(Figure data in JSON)
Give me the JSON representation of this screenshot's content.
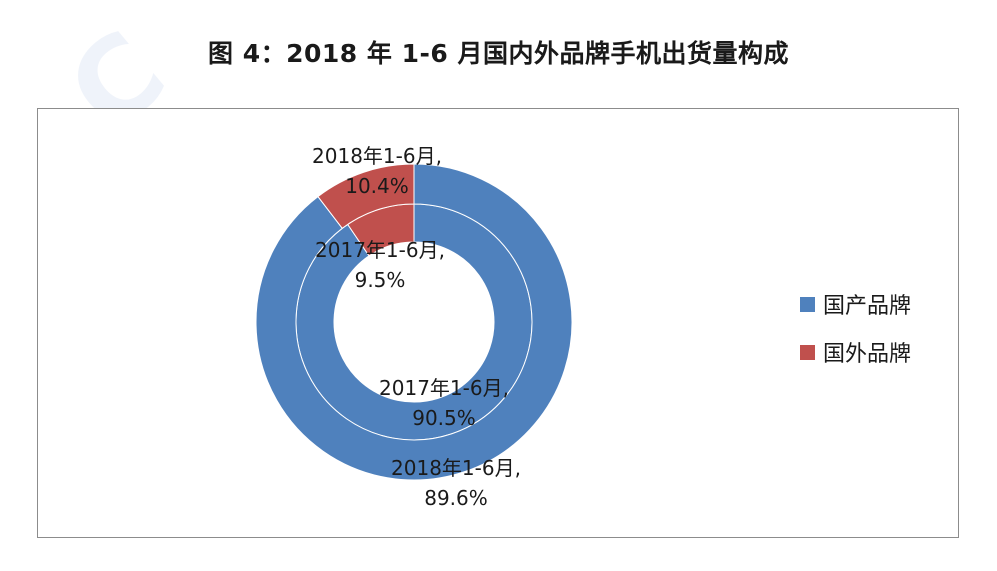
{
  "watermark": "C",
  "title": "图 4：2018 年 1-6 月国内外品牌手机出货量构成",
  "colors": {
    "domestic": "#4f81bd",
    "foreign": "#c0504d",
    "border": "#8c8c8c"
  },
  "legend": [
    {
      "label": "国产品牌",
      "color": "#4f81bd"
    },
    {
      "label": "国外品牌",
      "color": "#c0504d"
    }
  ],
  "chart_data": {
    "type": "pie",
    "variant": "doughnut",
    "title": "图 4：2018 年 1-6 月国内外品牌手机出货量构成",
    "categories": [
      "国产品牌",
      "国外品牌"
    ],
    "series": [
      {
        "name": "2017年1-6月",
        "ring": "inner",
        "values": [
          90.5,
          9.5
        ]
      },
      {
        "name": "2018年1-6月",
        "ring": "outer",
        "values": [
          89.6,
          10.4
        ]
      }
    ],
    "data_labels": [
      {
        "series": "2018年1-6月",
        "category": "国外品牌",
        "line1": "2018年1-6月,",
        "line2": "10.4%"
      },
      {
        "series": "2017年1-6月",
        "category": "国外品牌",
        "line1": "2017年1-6月,",
        "line2": "9.5%"
      },
      {
        "series": "2017年1-6月",
        "category": "国产品牌",
        "line1": "2017年1-6月,",
        "line2": "90.5%"
      },
      {
        "series": "2018年1-6月",
        "category": "国产品牌",
        "line1": "2018年1-6月,",
        "line2": "89.6%"
      }
    ],
    "legend_position": "right"
  }
}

## EXERCISE DIRECTIONS
Your job is to transcribe the entries above exactly; skip the pictures.

## OUTPUT FOR THIS TASK
Give me the JSON representation of this screenshot's content.
{
  "watermark": "C",
  "title": "图 4：2018 年 1-6 月国内外品牌手机出货量构成",
  "colors": {
    "domestic": "#4f81bd",
    "foreign": "#c0504d",
    "border": "#8c8c8c"
  },
  "legend": [
    {
      "label": "国产品牌",
      "color": "#4f81bd"
    },
    {
      "label": "国外品牌",
      "color": "#c0504d"
    }
  ],
  "chart_data": {
    "type": "pie",
    "variant": "doughnut",
    "title": "图 4：2018 年 1-6 月国内外品牌手机出货量构成",
    "categories": [
      "国产品牌",
      "国外品牌"
    ],
    "series": [
      {
        "name": "2017年1-6月",
        "ring": "inner",
        "values": [
          90.5,
          9.5
        ]
      },
      {
        "name": "2018年1-6月",
        "ring": "outer",
        "values": [
          89.6,
          10.4
        ]
      }
    ],
    "data_labels": [
      {
        "series": "2018年1-6月",
        "category": "国外品牌",
        "line1": "2018年1-6月,",
        "line2": "10.4%"
      },
      {
        "series": "2017年1-6月",
        "category": "国外品牌",
        "line1": "2017年1-6月,",
        "line2": "9.5%"
      },
      {
        "series": "2017年1-6月",
        "category": "国产品牌",
        "line1": "2017年1-6月,",
        "line2": "90.5%"
      },
      {
        "series": "2018年1-6月",
        "category": "国产品牌",
        "line1": "2018年1-6月,",
        "line2": "89.6%"
      }
    ],
    "legend_position": "right"
  }
}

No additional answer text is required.